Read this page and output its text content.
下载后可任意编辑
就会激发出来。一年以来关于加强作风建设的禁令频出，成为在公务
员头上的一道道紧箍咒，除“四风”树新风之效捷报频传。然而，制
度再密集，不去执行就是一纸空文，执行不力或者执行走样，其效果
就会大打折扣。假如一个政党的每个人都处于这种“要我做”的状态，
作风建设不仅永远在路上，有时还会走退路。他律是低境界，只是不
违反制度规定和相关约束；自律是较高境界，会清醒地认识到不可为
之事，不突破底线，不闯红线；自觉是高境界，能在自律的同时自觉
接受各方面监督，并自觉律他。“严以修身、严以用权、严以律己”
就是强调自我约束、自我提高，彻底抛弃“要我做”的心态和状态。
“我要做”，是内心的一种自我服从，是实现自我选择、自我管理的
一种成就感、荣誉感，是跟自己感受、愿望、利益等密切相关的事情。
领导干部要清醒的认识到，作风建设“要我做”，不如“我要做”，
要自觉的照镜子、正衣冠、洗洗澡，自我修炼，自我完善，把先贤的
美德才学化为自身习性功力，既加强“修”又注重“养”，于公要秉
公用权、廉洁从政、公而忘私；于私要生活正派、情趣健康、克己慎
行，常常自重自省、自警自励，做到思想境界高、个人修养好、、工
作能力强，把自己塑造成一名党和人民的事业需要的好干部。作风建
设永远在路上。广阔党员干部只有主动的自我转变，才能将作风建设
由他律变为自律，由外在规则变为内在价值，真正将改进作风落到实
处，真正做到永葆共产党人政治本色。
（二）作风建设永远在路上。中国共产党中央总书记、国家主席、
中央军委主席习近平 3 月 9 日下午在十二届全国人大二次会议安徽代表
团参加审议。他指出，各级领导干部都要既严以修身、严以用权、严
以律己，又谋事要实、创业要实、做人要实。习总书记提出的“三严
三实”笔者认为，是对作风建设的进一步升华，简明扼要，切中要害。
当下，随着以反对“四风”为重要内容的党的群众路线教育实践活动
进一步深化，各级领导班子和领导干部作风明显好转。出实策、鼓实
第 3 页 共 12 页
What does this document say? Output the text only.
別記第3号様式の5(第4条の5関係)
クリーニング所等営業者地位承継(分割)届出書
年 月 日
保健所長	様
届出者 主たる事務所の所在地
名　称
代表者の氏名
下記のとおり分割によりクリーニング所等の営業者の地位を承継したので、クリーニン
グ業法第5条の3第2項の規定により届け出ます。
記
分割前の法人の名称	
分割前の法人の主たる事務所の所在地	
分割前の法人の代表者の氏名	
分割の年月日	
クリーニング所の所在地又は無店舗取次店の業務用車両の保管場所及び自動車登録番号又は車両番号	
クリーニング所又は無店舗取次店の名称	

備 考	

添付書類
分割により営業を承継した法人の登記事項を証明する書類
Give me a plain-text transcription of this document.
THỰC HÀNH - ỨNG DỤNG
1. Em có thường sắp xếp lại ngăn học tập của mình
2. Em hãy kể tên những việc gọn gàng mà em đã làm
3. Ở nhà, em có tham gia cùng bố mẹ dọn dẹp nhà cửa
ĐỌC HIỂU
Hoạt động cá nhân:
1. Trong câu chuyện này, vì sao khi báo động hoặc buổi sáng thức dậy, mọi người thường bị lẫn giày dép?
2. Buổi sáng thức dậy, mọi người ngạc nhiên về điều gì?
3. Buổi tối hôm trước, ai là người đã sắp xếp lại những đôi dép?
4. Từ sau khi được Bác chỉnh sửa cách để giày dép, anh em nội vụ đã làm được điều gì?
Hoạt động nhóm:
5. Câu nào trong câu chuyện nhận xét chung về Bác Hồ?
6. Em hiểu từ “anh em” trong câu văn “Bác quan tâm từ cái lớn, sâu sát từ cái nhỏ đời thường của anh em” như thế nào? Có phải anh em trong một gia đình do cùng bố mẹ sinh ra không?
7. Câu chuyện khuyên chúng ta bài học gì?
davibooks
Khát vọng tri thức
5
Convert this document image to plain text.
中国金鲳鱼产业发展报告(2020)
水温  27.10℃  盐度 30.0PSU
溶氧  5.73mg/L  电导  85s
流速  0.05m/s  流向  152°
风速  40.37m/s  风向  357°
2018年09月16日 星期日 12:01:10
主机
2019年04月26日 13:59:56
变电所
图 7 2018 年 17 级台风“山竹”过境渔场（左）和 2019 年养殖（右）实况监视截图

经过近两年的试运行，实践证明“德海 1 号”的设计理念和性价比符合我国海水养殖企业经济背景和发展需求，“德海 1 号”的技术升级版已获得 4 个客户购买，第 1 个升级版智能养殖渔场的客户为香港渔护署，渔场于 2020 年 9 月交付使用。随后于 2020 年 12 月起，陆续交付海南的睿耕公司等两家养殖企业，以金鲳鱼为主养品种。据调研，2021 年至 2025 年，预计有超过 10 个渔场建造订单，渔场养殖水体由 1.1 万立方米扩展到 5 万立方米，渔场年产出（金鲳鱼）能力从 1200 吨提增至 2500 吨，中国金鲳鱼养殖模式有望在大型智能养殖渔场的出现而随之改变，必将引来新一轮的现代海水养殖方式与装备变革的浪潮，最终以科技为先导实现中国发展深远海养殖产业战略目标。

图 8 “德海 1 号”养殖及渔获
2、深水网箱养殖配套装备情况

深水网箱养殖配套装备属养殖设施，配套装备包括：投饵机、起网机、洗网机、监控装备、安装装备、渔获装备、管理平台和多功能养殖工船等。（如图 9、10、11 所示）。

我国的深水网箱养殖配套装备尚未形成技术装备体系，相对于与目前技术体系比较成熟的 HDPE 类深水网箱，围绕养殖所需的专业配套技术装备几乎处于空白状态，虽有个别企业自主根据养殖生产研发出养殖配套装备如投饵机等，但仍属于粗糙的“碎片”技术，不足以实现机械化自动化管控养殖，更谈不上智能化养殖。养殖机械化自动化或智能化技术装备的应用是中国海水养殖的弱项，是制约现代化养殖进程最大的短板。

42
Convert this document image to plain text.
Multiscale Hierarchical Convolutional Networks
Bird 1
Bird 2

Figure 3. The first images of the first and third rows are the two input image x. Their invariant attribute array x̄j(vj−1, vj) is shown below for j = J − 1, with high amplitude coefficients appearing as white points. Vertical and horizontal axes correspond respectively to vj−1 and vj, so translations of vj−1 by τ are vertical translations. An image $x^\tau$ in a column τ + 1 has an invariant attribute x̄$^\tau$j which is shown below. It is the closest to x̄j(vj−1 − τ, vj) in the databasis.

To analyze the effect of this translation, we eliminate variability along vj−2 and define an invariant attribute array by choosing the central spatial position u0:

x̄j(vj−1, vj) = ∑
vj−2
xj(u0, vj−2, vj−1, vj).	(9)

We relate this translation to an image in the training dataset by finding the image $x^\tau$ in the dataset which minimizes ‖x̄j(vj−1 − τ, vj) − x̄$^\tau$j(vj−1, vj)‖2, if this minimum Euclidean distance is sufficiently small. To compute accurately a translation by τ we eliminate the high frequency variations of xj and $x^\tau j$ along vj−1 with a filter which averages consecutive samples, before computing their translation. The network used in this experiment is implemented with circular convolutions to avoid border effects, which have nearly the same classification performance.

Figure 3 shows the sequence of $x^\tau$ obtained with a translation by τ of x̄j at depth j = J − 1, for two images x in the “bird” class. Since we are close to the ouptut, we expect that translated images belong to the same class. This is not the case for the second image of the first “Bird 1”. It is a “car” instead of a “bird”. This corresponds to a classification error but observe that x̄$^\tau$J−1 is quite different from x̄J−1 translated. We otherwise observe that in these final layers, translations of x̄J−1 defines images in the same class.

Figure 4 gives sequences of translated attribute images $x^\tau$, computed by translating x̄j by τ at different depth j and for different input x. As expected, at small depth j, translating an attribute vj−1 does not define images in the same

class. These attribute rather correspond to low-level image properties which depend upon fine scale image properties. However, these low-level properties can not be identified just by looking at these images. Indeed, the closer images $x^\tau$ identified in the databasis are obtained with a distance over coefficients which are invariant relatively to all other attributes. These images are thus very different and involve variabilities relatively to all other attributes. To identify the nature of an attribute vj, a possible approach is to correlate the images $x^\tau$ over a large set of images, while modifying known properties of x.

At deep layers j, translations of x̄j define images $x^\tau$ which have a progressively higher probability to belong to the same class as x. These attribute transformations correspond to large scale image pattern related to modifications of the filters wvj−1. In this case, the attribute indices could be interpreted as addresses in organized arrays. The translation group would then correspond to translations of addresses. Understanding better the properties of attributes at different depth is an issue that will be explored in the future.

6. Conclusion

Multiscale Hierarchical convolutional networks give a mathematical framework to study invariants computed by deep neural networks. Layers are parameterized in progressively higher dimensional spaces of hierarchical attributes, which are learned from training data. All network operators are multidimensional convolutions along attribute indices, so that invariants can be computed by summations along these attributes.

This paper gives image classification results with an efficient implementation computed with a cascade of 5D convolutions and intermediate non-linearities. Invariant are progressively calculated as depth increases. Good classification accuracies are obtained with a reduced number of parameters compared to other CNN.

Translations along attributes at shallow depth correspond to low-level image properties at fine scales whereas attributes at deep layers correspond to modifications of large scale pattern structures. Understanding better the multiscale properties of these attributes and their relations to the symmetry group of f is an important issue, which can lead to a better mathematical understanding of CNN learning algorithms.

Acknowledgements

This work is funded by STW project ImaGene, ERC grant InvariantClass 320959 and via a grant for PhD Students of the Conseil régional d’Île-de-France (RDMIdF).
┄┄┄┄┄┄
◆ Your instructions
Pull out all lines from the entries above in which the word "严以用权" appears.

◆ Output
接受各方面监督，并自觉律他。“严以修身、严以用权、严以律己”
团参加审议。他指出，各级领导干部都要既严以修身、严以用权、严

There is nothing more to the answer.